▶ PROVIDED DATA
— BEGIN —
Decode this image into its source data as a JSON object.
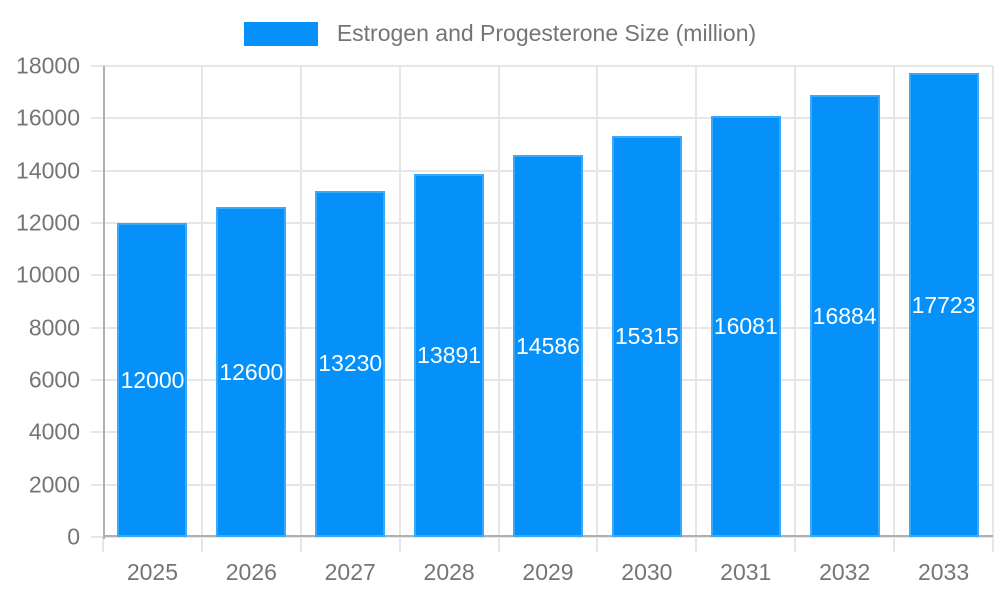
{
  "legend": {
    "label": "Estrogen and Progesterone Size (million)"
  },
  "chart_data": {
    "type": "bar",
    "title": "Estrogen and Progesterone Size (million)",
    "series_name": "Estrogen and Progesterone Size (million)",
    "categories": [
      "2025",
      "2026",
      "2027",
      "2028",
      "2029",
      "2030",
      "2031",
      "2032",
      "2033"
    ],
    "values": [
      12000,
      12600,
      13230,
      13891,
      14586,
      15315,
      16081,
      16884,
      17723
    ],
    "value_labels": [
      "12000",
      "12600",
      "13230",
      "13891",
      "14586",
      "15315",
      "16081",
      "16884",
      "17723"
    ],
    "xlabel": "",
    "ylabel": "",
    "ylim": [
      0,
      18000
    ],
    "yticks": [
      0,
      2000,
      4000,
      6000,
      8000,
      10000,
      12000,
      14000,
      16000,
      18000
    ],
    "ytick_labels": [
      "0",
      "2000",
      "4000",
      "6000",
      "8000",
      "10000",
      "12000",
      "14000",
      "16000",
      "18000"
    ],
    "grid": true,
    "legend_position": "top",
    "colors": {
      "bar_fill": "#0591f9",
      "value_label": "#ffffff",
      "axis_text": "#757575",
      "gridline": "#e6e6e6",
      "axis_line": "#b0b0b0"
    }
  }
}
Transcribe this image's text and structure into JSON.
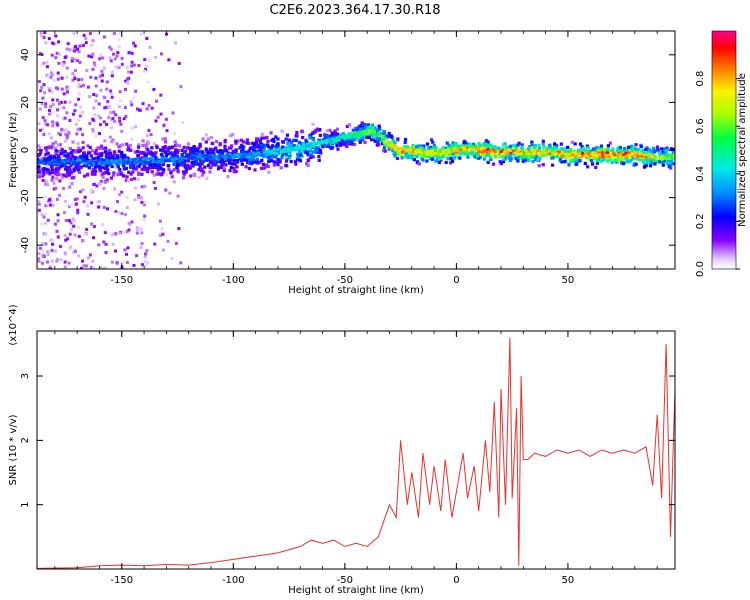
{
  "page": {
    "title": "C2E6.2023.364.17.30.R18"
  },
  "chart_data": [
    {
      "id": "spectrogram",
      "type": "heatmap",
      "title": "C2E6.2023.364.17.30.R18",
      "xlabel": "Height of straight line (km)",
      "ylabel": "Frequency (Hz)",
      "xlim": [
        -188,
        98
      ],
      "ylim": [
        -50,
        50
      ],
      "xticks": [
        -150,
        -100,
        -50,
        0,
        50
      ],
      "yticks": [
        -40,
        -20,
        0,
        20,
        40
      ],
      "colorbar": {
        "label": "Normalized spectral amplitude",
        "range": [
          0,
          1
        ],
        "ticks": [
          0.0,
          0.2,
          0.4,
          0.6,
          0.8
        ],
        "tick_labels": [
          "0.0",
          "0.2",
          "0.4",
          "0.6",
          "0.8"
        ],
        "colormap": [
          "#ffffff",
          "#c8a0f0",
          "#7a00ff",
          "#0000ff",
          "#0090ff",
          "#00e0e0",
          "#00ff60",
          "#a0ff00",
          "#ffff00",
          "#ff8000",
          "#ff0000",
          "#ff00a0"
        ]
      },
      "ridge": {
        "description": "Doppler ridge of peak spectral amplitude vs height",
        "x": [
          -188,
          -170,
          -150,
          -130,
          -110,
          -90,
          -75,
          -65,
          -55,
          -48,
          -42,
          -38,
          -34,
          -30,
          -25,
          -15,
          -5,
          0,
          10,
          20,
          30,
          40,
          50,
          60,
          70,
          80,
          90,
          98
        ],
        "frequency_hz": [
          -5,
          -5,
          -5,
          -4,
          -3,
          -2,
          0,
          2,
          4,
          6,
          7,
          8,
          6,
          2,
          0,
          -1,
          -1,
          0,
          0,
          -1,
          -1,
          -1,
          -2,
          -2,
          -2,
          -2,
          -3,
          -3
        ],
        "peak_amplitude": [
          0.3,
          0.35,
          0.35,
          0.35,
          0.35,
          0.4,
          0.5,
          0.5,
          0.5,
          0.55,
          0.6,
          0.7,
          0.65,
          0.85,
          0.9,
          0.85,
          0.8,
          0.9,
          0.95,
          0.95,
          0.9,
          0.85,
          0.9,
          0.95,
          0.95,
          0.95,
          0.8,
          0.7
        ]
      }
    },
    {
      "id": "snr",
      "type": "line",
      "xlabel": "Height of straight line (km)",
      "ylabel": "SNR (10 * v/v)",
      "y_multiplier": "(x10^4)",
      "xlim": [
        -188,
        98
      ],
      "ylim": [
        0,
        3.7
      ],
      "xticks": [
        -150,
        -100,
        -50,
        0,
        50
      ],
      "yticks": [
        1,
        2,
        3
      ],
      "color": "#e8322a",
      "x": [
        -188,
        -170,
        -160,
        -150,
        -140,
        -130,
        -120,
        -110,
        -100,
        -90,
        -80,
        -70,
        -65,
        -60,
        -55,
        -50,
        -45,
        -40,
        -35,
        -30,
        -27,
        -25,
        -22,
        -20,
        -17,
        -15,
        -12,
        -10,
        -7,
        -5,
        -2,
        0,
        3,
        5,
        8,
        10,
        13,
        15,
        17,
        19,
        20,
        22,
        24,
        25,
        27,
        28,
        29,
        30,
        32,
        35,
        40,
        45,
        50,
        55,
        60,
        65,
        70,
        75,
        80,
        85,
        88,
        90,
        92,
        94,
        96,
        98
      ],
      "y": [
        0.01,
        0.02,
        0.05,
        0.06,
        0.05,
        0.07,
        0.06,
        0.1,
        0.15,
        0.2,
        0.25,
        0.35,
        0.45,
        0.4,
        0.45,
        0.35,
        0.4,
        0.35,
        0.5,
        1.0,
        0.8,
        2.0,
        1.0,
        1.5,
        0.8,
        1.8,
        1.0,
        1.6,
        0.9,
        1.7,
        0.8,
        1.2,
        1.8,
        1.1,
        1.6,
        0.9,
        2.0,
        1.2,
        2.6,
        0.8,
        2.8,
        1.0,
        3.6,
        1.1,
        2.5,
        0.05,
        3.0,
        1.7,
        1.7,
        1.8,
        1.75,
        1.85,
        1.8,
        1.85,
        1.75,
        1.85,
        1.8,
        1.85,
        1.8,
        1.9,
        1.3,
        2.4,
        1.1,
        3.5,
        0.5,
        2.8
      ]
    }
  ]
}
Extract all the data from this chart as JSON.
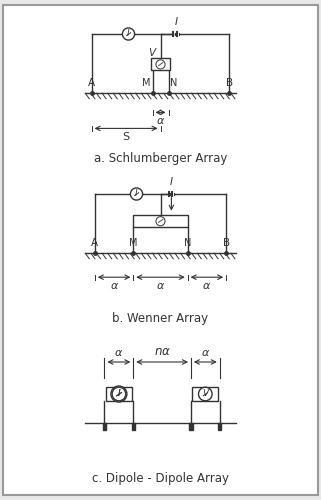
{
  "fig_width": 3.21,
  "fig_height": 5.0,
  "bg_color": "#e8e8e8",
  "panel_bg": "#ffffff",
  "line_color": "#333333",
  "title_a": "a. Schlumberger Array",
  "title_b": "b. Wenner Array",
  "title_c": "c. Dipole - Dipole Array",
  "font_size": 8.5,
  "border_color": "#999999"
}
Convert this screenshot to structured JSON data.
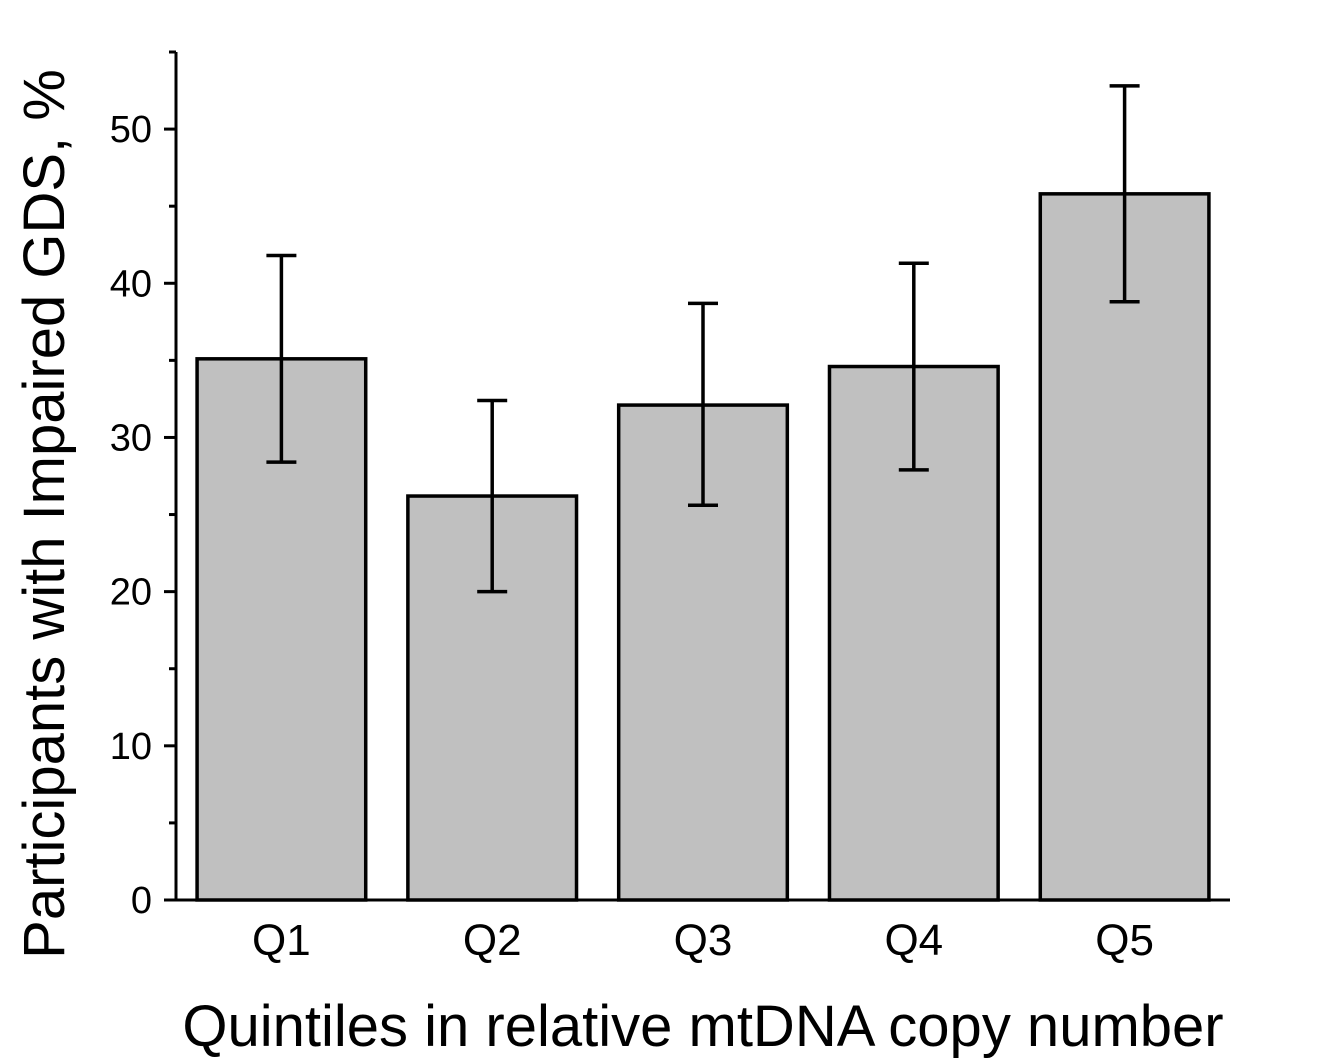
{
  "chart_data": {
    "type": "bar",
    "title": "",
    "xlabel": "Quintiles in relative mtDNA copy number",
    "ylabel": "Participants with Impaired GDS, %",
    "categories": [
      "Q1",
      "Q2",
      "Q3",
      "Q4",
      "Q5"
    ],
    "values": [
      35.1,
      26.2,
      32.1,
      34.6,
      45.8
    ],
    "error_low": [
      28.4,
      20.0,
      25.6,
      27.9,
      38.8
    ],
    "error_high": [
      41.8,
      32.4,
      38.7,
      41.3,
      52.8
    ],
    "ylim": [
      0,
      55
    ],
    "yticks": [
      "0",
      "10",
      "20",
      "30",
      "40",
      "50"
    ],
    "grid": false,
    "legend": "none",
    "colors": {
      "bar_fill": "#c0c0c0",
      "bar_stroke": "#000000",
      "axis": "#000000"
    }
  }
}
— END —
▶ WORK REQUIRED
Each line in the data that holds the string "ffffff" should be found and copied.

▶ FINISHED TASK
      "value_label": "#ffffff",
          "#ffffff",
  "panel_bg": "#ffffff",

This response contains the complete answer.